_Task description_
Give only the number of lines that contain the word "Григорий".

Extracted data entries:
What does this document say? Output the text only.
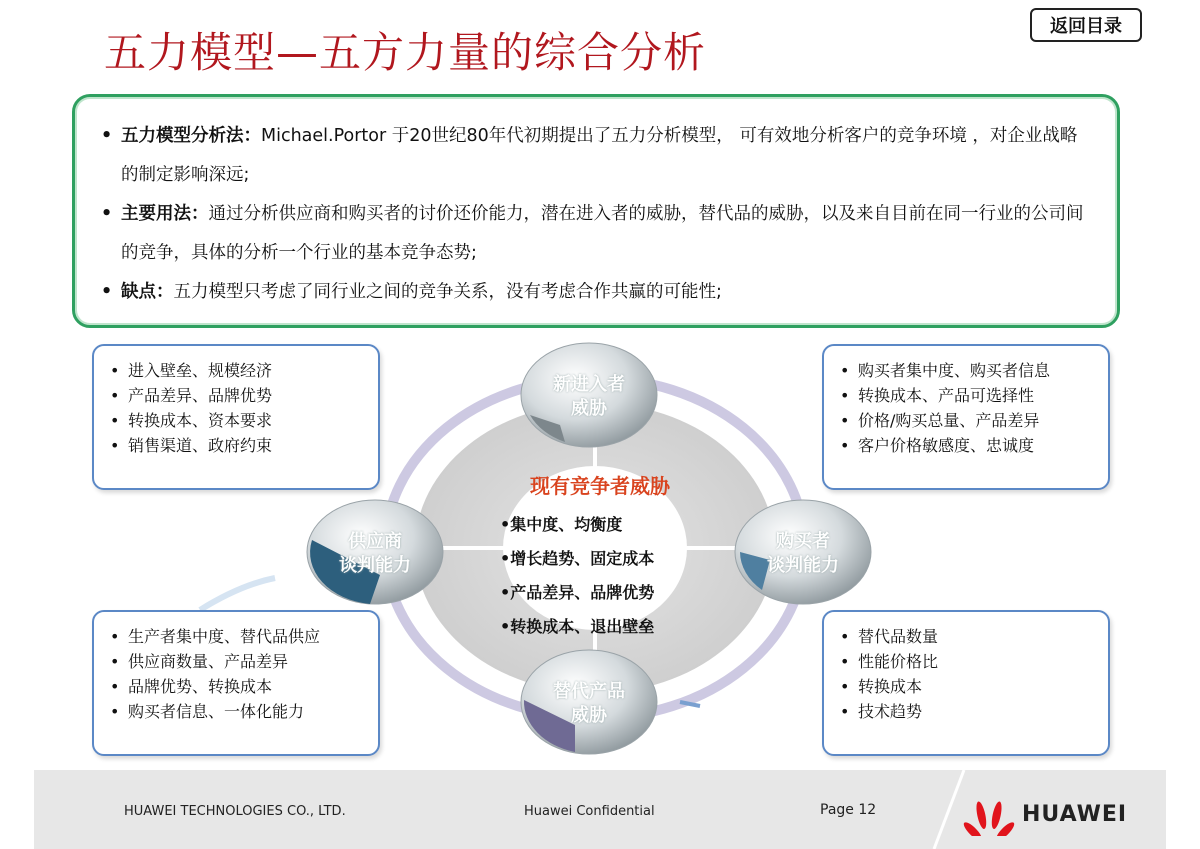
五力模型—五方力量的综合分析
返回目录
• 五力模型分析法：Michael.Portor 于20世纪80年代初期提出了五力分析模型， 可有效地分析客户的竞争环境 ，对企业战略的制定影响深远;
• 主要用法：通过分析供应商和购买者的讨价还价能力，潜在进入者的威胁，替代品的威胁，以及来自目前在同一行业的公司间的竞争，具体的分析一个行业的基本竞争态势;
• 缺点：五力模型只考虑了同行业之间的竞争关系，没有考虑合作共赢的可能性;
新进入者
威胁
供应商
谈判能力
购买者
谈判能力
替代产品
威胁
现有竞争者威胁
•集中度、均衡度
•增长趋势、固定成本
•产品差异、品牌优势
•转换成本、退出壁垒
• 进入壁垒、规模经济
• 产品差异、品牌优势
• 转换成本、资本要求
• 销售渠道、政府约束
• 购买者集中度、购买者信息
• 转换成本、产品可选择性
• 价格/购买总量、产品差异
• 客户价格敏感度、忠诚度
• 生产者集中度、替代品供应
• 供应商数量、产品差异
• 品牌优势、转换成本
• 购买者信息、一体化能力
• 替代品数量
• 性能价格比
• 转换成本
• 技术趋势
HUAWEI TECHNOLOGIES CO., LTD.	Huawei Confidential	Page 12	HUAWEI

--

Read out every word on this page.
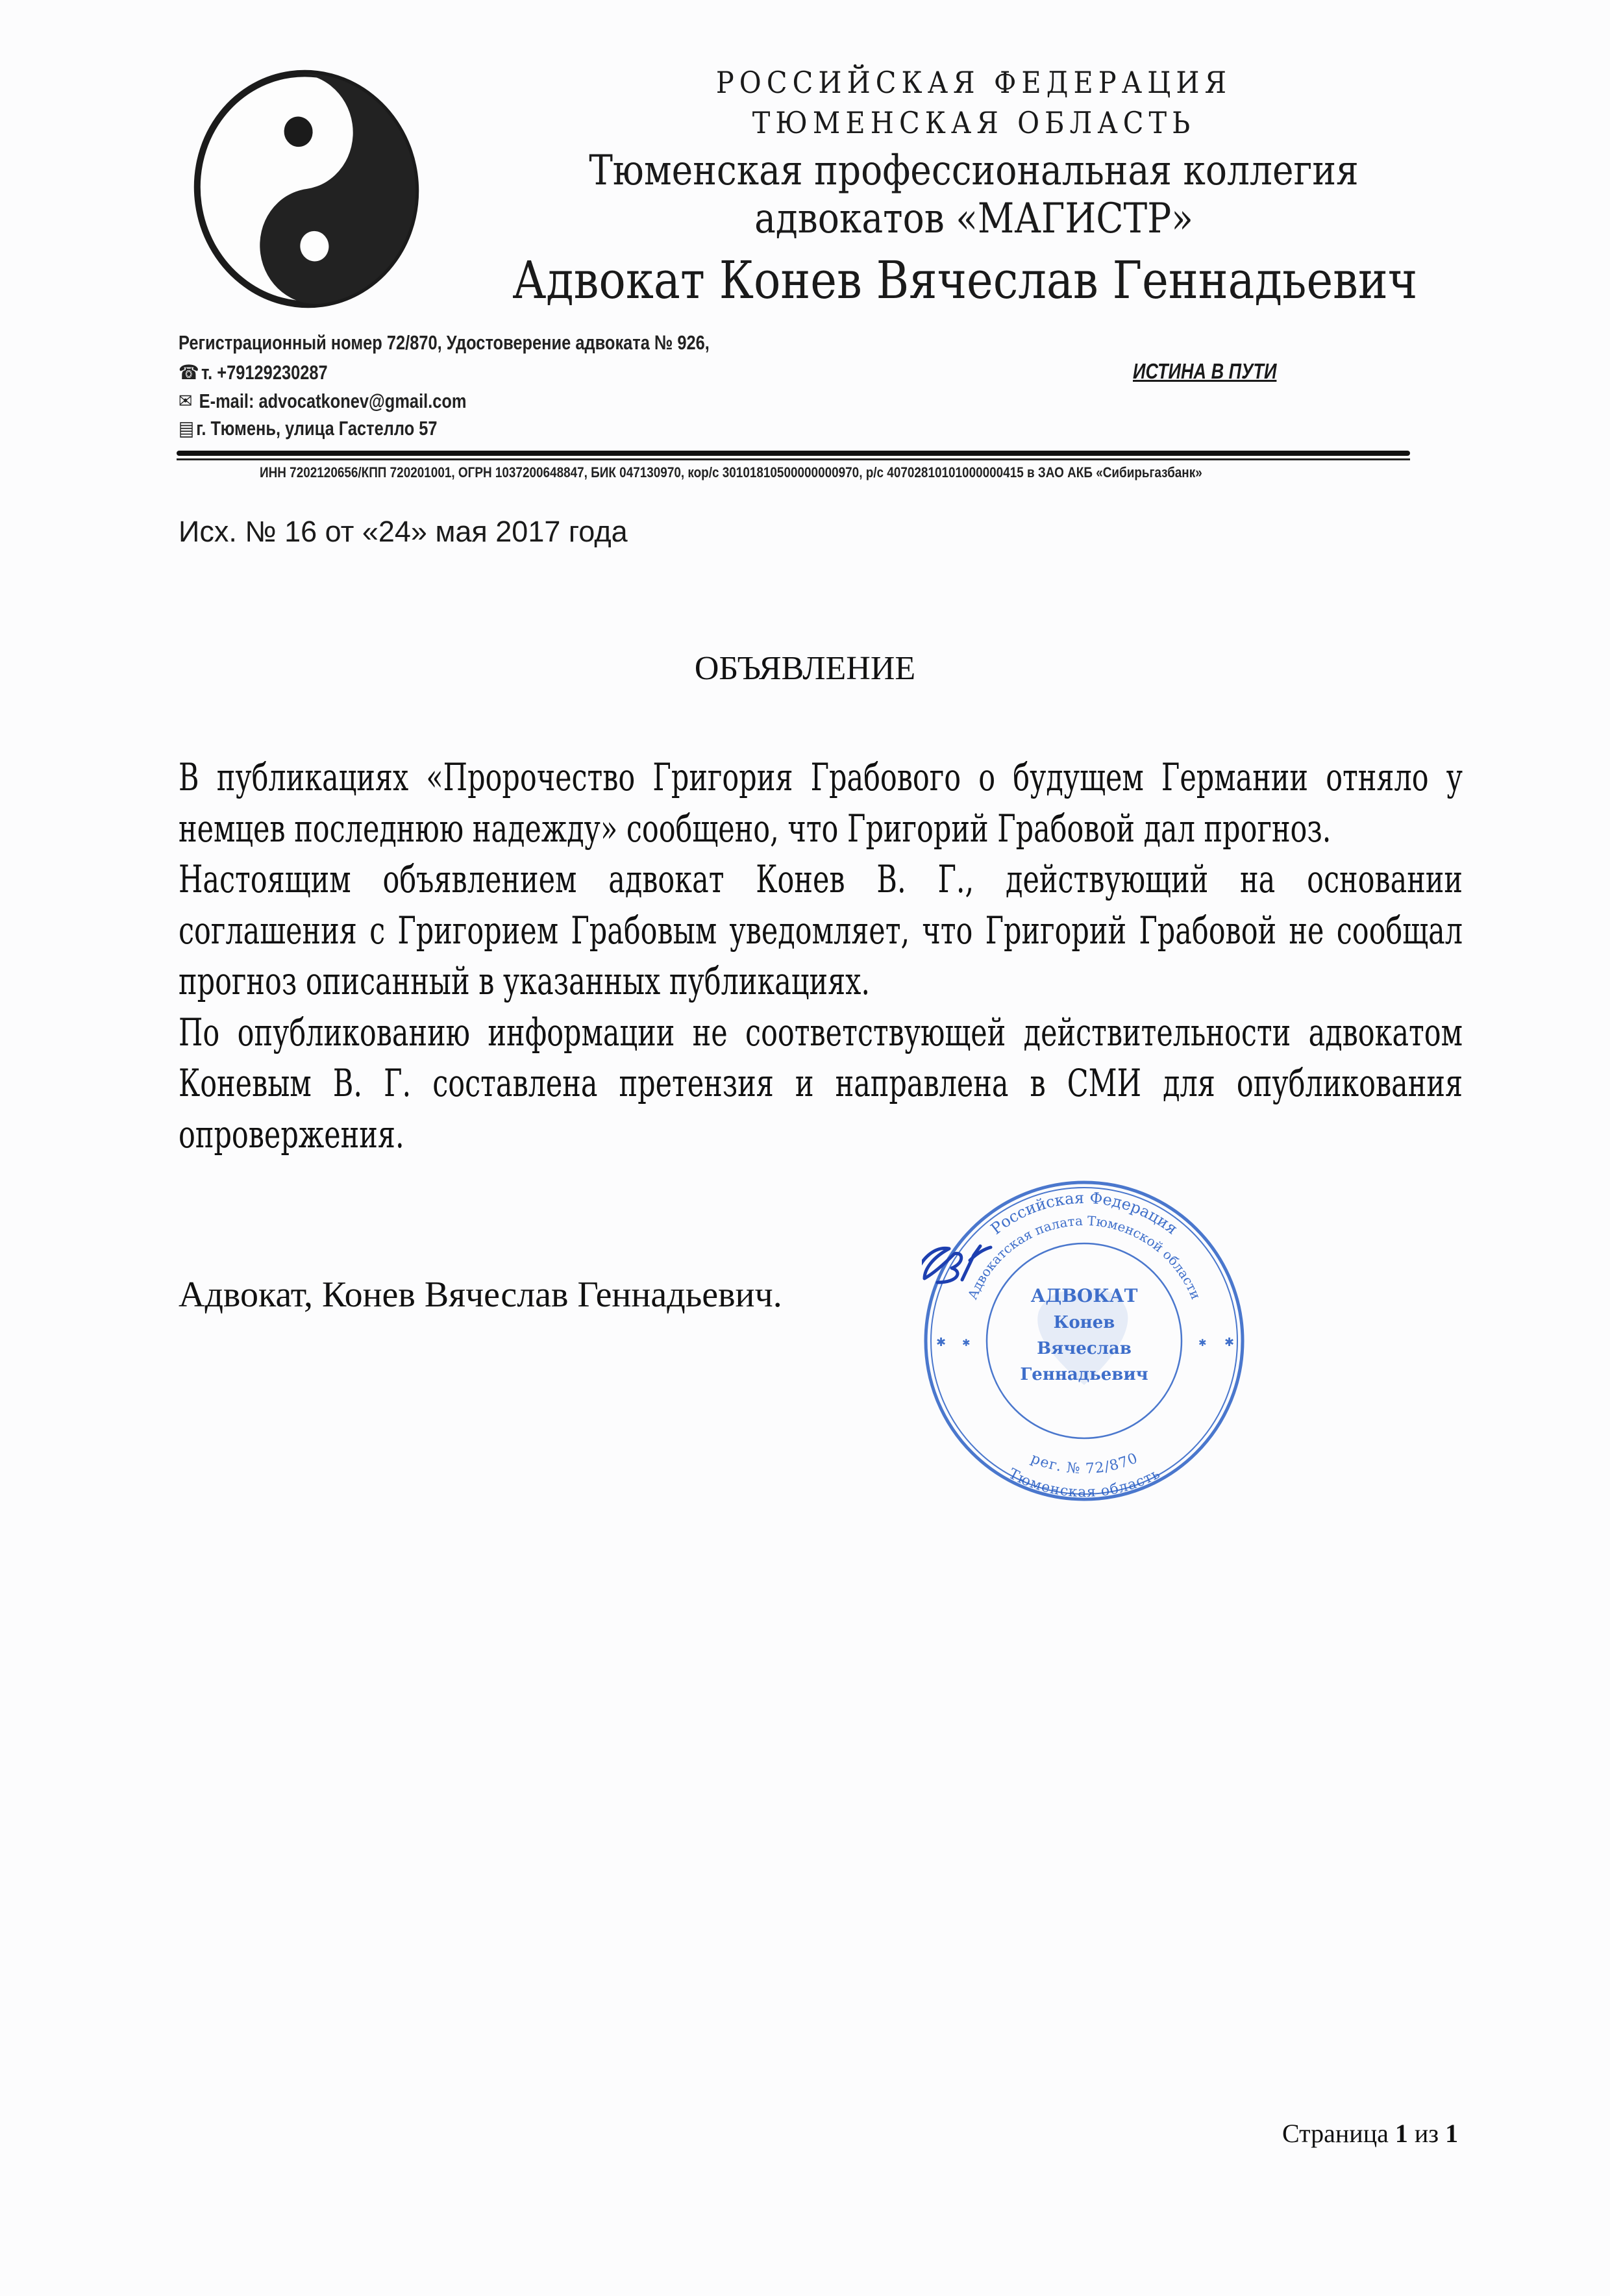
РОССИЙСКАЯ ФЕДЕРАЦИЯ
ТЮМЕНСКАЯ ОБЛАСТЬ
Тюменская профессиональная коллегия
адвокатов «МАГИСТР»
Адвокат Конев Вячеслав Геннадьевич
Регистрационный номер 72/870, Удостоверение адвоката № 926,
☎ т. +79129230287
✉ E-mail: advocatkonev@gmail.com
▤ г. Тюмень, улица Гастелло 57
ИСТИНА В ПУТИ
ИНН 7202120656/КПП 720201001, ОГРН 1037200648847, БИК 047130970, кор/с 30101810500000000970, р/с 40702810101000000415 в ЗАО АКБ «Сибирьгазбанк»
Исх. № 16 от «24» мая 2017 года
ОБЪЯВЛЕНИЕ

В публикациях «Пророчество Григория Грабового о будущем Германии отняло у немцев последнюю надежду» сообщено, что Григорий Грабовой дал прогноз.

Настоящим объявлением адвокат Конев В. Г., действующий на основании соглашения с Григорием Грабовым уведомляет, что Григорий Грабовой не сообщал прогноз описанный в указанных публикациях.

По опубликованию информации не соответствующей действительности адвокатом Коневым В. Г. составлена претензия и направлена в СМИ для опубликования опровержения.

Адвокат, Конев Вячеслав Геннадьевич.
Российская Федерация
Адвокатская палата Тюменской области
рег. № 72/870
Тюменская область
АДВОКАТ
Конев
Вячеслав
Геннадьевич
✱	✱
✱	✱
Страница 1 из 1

_Exercise solution_
2